Sebastián GÁMEZ MILLÁN

Aquellos que no necesiten lentes verbales para aproximarse a la pintura pueden hacer muy bien prescindiendo de las siguientes palabras. En cambio, aquellos que quieran pasar antes o después de esta breve selección de pintura por estas lentes verbales, sírvanse de ellas si y sólo si les permite aclarar la mirada y ahondar en la comprensión, no sólo de la pintura sino del mundo al que apunta esta singular obra, que es el nuestro y no es el nuestro.

Sobre estas líneas, Pequeños robles de la sierra, óleo sobre lienzo, 34 x 89 cm. Arriba, Penvern, óleo sobre lienzo, 65 x 81 cm. Ambas obras por Juan Carlos Savater.

Nacido en San Sebastián durante 1953, Juan Carlos Savater estudia en la Real Academia de Bellas Artes de San Fernando de Madrid, ciudad en la que actualmente reside. Ha expuesto de manera individual en la galería Sen de la capital, Caja de Ahorros Municipal de San Sebastián, las galerías madrileñas Alençon, Estiarte, Moriarty, Trama y Antonio Machón; galerías Atlántica de Oporto, Berini de Barcelona, Dieciséis de San Sebastián, Bretón de Valencia, Miguel Marcos de Barcelona, Leandro Navarro de Madrid, Sala Fundación BBK de Bilbao, Espacio Caja de Burgos o Monasterio de Santo Domingo de Silos, entre otros.
---*---
:: TAREAS REQUERIDAS ::
[1] Según el texto sobre Juan Carlos Savater, ¿en qué ciudad reside actualmente el pintor?
[2] Traduce al inglés esta oración del texto sobre Juan Carlos Savater: "Nacido en San Sebastián durante 1953, Juan Carlos Savater estudia en la Real Academia de Bellas Artes de San Fernando de Madrid, ciudad en la que actualmente reside."
[3] Prolonga el texto sobre Juan Carlos Savater a partir de su última oración.
El material que aparece a continuación es independiente del texto.

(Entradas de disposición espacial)
---*---
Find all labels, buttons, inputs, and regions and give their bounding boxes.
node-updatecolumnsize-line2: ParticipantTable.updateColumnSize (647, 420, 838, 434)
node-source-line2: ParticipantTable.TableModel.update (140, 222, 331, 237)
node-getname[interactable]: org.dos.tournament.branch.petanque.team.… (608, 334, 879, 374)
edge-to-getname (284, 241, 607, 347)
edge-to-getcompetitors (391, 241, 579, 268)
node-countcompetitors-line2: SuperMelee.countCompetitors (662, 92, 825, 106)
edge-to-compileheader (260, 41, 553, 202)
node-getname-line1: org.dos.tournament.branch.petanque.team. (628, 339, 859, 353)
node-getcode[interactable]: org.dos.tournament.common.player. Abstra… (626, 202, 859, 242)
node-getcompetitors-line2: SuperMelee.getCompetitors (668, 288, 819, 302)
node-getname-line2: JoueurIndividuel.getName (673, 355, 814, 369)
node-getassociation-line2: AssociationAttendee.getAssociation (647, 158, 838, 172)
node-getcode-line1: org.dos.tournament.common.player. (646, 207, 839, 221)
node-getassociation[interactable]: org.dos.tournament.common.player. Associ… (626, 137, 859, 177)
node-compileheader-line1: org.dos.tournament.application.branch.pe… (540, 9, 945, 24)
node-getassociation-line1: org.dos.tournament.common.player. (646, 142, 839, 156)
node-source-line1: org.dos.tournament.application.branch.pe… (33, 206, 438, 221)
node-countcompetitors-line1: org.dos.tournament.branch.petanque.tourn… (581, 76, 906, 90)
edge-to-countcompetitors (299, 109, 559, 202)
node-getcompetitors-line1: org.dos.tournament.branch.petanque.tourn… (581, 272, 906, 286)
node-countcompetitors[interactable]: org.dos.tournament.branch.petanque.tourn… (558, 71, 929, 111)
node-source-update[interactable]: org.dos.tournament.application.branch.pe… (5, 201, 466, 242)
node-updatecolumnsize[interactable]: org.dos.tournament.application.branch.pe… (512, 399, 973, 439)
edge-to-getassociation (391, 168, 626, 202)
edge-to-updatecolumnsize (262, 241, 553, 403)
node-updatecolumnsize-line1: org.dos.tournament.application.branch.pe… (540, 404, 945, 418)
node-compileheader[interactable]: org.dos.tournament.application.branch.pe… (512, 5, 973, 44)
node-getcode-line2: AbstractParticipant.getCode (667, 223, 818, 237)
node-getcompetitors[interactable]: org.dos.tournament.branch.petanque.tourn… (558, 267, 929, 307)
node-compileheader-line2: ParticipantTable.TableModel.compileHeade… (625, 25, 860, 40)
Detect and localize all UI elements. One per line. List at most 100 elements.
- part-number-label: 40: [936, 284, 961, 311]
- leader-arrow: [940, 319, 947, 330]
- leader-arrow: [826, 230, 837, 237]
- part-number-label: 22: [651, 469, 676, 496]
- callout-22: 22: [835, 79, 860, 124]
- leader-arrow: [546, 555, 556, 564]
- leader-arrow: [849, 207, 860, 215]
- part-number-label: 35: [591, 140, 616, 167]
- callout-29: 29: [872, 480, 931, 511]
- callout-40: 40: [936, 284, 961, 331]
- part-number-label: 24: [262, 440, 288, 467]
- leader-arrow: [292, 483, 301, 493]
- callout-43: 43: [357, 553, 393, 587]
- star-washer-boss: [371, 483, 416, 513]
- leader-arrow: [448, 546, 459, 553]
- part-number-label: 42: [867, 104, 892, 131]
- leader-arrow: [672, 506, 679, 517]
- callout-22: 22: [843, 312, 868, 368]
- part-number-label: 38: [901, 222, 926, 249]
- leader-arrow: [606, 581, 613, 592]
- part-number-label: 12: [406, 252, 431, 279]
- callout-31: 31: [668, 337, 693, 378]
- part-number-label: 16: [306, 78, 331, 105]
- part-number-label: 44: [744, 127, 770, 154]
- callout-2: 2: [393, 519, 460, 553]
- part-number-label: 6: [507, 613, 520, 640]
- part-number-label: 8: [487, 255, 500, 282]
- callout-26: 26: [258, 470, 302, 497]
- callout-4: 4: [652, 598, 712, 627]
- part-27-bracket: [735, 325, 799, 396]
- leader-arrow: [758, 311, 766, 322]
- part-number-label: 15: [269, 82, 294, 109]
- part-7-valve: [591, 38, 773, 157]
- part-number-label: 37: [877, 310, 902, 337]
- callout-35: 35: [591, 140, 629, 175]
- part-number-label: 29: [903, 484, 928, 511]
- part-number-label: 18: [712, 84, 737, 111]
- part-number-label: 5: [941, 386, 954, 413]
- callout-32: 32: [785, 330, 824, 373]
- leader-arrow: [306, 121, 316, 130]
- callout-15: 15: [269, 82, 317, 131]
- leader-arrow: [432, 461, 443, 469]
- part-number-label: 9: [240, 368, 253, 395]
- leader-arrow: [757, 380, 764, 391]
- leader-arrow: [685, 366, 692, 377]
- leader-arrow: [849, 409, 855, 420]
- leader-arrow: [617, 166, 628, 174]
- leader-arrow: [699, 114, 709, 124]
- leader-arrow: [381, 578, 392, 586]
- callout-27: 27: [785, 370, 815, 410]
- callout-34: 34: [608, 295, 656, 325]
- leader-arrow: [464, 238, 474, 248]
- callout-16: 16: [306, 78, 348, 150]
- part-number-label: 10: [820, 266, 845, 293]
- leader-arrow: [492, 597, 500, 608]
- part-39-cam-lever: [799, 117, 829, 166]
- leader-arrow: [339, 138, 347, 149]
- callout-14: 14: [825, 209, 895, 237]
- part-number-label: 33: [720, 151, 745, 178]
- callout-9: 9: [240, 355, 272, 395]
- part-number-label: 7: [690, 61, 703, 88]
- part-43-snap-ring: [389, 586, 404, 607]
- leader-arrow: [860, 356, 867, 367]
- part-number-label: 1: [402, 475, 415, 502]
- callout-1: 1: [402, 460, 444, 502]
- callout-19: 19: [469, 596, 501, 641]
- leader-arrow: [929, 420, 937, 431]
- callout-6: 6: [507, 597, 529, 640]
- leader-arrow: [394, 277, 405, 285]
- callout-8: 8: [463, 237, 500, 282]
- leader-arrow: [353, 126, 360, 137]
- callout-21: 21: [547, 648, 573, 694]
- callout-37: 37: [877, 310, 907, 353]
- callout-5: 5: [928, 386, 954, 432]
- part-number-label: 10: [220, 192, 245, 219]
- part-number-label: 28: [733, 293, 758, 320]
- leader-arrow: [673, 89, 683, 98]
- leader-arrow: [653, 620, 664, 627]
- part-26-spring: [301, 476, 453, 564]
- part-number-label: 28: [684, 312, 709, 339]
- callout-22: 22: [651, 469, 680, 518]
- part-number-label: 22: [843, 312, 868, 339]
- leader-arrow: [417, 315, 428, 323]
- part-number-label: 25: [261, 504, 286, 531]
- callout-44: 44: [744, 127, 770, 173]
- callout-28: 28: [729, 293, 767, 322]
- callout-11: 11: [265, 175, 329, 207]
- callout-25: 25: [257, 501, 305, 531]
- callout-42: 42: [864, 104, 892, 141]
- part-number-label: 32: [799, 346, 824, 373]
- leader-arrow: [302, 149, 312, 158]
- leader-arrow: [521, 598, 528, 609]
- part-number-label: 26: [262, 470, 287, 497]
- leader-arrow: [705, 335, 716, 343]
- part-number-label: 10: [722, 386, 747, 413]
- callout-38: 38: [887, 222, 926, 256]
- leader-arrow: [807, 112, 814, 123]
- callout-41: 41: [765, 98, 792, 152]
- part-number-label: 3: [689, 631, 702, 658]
---*---
:: RESPUESTAS ::
[1] En Madrid.

[2] Born in San Sebastián in 1953, Juan Carlos Savater studied at the Real Academia de Bellas Artes de San Fernando in Madrid, the city where he currently lives.

[3]
Y de modo colectivo ha expuesto en reconocidas galerías nacionales e internacionales, entre las que cabe destacar la del Museum Am Ostwall, Die Internationale Kunstmesse de Basilea y Wissenschaftszentrum de Bonn en 1984; XIX Bienal de Sao Paulo y Dynamiques et interrogations (Arc, París) en 1987; Bienal de Venecia y World Expo 88 de Brusbane (Australia) en 1988; Prospect 89 en Fráncfort, Albright Knox Art Gallery de Nueva York, University of Houston, University of Washington, University Art Museum de California y 6A Montenapoleone de Milán. A continuación procuraré ofrecer una introducción a su obra a partir de cinco conceptos.

Pluriestilismo

Hay artistas que más pronto que tarde descubren su ámbito, su atmósfera, su estilo y no cesan de ejecutar variaciones sobre lo mismo. Por el contrario, hay otros cuya evolución y estilo es una metamorfosis sin fin. La obra de Juan Carlos Savater pertenece sin duda a esta segunda estirpe, hasta el punto de que a veces no parecen del mismo autor.

Uno de los criterios que guía esta breve muestra es precisamente ofrecer una visión de este pluriestilismo, que es diversidad y riqueza expresiva. Si nos demoramos en la pintura con la que abrimos esta selección, Mapa de la pequeña tierra, que recuerda en mí a una de las obras maestras de Ángeles Santos (1911-2013), Un mundo (1929); o bien nos detenemos en Cárabo, Rosa y mujer muerta y, sobre todo, Penvern, podemos reconocer reminiscencias del Bosco (1450-1516) y elementos surrealistas, como objetos descontextualizados o de un tamaño sobrenatural, así como un sentido del humor que no está tan presente en su obra posterior. ¿Hasta qué punto es el humor incompatible con la espiritualidad?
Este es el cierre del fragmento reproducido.